■ **OBJECTIVE**: Can you retype every record below exactly as written?

::::::

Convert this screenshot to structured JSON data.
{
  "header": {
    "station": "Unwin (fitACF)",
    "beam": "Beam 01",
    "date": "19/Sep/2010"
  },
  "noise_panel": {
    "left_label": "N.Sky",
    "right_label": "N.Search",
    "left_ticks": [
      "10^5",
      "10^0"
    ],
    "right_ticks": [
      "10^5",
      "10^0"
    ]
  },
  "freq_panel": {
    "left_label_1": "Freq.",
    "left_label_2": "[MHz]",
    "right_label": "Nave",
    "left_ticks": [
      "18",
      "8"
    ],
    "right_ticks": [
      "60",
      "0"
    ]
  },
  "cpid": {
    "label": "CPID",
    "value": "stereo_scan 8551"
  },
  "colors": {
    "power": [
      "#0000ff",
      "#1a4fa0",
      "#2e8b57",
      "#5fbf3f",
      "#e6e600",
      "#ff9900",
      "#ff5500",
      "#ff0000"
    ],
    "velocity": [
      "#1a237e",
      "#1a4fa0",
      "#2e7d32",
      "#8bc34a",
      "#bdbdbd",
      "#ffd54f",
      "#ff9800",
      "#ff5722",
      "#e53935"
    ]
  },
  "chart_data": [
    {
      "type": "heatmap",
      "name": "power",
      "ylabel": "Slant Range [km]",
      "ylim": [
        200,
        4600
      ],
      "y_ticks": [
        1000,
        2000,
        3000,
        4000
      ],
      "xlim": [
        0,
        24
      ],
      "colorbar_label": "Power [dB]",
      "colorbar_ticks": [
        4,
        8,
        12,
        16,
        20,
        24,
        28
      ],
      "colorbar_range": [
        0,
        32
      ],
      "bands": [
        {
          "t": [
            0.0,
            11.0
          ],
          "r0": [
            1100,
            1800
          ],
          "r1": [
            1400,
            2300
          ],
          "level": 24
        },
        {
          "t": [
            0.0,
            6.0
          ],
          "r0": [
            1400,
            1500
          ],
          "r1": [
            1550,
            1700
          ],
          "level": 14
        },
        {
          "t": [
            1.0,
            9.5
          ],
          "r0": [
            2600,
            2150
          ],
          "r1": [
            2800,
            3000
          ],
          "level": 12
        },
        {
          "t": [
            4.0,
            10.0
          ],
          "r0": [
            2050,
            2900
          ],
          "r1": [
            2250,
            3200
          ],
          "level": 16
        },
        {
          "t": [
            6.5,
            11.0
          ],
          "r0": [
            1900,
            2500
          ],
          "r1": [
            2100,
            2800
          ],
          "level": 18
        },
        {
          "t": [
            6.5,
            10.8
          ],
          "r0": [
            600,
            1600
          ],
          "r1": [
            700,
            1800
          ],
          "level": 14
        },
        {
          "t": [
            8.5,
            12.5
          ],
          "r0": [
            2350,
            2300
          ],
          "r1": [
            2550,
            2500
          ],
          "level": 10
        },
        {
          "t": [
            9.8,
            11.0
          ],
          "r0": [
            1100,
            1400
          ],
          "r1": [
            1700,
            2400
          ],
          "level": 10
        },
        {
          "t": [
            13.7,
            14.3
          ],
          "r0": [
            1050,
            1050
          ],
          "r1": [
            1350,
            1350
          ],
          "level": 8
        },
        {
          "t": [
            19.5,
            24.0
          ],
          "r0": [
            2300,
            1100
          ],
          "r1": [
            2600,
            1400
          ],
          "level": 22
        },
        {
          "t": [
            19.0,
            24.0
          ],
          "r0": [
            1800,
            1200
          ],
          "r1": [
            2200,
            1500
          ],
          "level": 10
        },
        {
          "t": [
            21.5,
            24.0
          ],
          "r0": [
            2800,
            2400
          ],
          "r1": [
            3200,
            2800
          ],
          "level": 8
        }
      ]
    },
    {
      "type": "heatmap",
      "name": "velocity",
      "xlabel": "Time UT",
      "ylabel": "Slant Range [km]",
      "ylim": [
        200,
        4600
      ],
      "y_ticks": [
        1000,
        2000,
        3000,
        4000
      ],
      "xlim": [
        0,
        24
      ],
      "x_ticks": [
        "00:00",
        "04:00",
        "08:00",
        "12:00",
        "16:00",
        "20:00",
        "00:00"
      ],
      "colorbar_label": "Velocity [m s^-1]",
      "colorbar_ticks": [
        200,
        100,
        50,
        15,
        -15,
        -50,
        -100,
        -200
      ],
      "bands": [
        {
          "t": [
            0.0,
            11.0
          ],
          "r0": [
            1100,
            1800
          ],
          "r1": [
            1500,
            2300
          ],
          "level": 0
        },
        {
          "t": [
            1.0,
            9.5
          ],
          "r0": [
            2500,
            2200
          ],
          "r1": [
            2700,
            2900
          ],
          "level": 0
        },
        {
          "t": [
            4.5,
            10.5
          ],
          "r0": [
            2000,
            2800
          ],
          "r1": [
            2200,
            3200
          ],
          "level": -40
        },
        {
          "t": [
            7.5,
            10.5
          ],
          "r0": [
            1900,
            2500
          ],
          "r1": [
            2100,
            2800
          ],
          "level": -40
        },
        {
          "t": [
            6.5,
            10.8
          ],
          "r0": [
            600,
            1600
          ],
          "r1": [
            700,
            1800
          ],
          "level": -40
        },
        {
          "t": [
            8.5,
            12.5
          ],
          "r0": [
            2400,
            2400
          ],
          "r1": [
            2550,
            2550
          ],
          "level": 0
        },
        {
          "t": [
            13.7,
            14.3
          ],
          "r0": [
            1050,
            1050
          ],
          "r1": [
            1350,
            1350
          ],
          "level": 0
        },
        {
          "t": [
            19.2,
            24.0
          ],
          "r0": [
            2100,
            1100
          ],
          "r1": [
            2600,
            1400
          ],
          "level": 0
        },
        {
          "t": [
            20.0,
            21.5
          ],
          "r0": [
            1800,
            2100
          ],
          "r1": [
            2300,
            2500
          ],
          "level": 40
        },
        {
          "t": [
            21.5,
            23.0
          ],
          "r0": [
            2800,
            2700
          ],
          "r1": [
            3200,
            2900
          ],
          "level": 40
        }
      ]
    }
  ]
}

::::::

■ **TASK RESPONSE**:
Convert this screenshot to structured JSON data.
{
  "header": {
    "station": "Unwin (fitACF)",
    "beam": "Beam 01",
    "date": "19/Sep/2010"
  },
  "noise_panel": {
    "left_label": "N.Sky",
    "right_label": "N.Search",
    "left_ticks": [
      "10^5",
      "10^0"
    ],
    "right_ticks": [
      "10^5",
      "10^0"
    ]
  },
  "freq_panel": {
    "left_label_1": "Freq.",
    "left_label_2": "[MHz]",
    "right_label": "Nave",
    "left_ticks": [
      "18",
      "8"
    ],
    "right_ticks": [
      "60",
      "0"
    ]
  },
  "cpid": {
    "label": "CPID",
    "value": "stereo_scan 8551"
  },
  "colors": {
    "power": [
      "#0000ff",
      "#1a4fa0",
      "#2e8b57",
      "#5fbf3f",
      "#e6e600",
      "#ff9900",
      "#ff5500",
      "#ff0000"
    ],
    "velocity": [
      "#1a237e",
      "#1a4fa0",
      "#2e7d32",
      "#8bc34a",
      "#bdbdbd",
      "#ffd54f",
      "#ff9800",
      "#ff5722",
      "#e53935"
    ]
  },
  "chart_data": [
    {
      "type": "heatmap",
      "name": "power",
      "ylabel": "Slant Range [km]",
      "ylim": [
        200,
        4600
      ],
      "y_ticks": [
        1000,
        2000,
        3000,
        4000
      ],
      "xlim": [
        0,
        24
      ],
      "colorbar_label": "Power [dB]",
      "colorbar_ticks": [
        4,
        8,
        12,
        16,
        20,
        24,
        28
      ],
      "colorbar_range": [
        0,
        32
      ],
      "bands": [
        {
          "t": [
            0.0,
            11.0
          ],
          "r0": [
            1100,
            1800
          ],
          "r1": [
            1400,
            2300
          ],
          "level": 24
        },
        {
          "t": [
            0.0,
            6.0
          ],
          "r0": [
            1400,
            1500
          ],
          "r1": [
            1550,
            1700
          ],
          "level": 14
        },
        {
          "t": [
            1.0,
            9.5
          ],
          "r0": [
            2600,
            2150
          ],
          "r1": [
            2800,
            3000
          ],
          "level": 12
        },
        {
          "t": [
            4.0,
            10.0
          ],
          "r0": [
            2050,
            2900
          ],
          "r1": [
            2250,
            3200
          ],
          "level": 16
        },
        {
          "t": [
            6.5,
            11.0
          ],
          "r0": [
            1900,
            2500
          ],
          "r1": [
            2100,
            2800
          ],
          "level": 18
        },
        {
          "t": [
            6.5,
            10.8
          ],
          "r0": [
            600,
            1600
          ],
          "r1": [
            700,
            1800
          ],
          "level": 14
        },
        {
          "t": [
            8.5,
            12.5
          ],
          "r0": [
            2350,
            2300
          ],
          "r1": [
            2550,
            2500
          ],
          "level": 10
        },
        {
          "t": [
            9.8,
            11.0
          ],
          "r0": [
            1100,
            1400
          ],
          "r1": [
            1700,
            2400
          ],
          "level": 10
        },
        {
          "t": [
            13.7,
            14.3
          ],
          "r0": [
            1050,
            1050
          ],
          "r1": [
            1350,
            1350
          ],
          "level": 8
        },
        {
          "t": [
            19.5,
            24.0
          ],
          "r0": [
            2300,
            1100
          ],
          "r1": [
            2600,
            1400
          ],
          "level": 22
        },
        {
          "t": [
            19.0,
            24.0
          ],
          "r0": [
            1800,
            1200
          ],
          "r1": [
            2200,
            1500
          ],
          "level": 10
        },
        {
          "t": [
            21.5,
            24.0
          ],
          "r0": [
            2800,
            2400
          ],
          "r1": [
            3200,
            2800
          ],
          "level": 8
        }
      ]
    },
    {
      "type": "heatmap",
      "name": "velocity",
      "xlabel": "Time UT",
      "ylabel": "Slant Range [km]",
      "ylim": [
        200,
        4600
      ],
      "y_ticks": [
        1000,
        2000,
        3000,
        4000
      ],
      "xlim": [
        0,
        24
      ],
      "x_ticks": [
        "00:00",
        "04:00",
        "08:00",
        "12:00",
        "16:00",
        "20:00",
        "00:00"
      ],
      "colorbar_label": "Velocity [m s^-1]",
      "colorbar_ticks": [
        200,
        100,
        50,
        15,
        -15,
        -50,
        -100,
        -200
      ],
      "bands": [
        {
          "t": [
            0.0,
            11.0
          ],
          "r0": [
            1100,
            1800
          ],
          "r1": [
            1500,
            2300
          ],
          "level": 0
        },
        {
          "t": [
            1.0,
            9.5
          ],
          "r0": [
            2500,
            2200
          ],
          "r1": [
            2700,
            2900
          ],
          "level": 0
        },
        {
          "t": [
            4.5,
            10.5
          ],
          "r0": [
            2000,
            2800
          ],
          "r1": [
            2200,
            3200
          ],
          "level": -40
        },
        {
          "t": [
            7.5,
            10.5
          ],
          "r0": [
            1900,
            2500
          ],
          "r1": [
            2100,
            2800
          ],
          "level": -40
        },
        {
          "t": [
            6.5,
            10.8
          ],
          "r0": [
            600,
            1600
          ],
          "r1": [
            700,
            1800
          ],
          "level": -40
        },
        {
          "t": [
            8.5,
            12.5
          ],
          "r0": [
            2400,
            2400
          ],
          "r1": [
            2550,
            2550
          ],
          "level": 0
        },
        {
          "t": [
            13.7,
            14.3
          ],
          "r0": [
            1050,
            1050
          ],
          "r1": [
            1350,
            1350
          ],
          "level": 0
        },
        {
          "t": [
            19.2,
            24.0
          ],
          "r0": [
            2100,
            1100
          ],
          "r1": [
            2600,
            1400
          ],
          "level": 0
        },
        {
          "t": [
            20.0,
            21.5
          ],
          "r0": [
            1800,
            2100
          ],
          "r1": [
            2300,
            2500
          ],
          "level": 40
        },
        {
          "t": [
            21.5,
            23.0
          ],
          "r0": [
            2800,
            2700
          ],
          "r1": [
            3200,
            2900
          ],
          "level": 40
        }
      ]
    }
  ]
}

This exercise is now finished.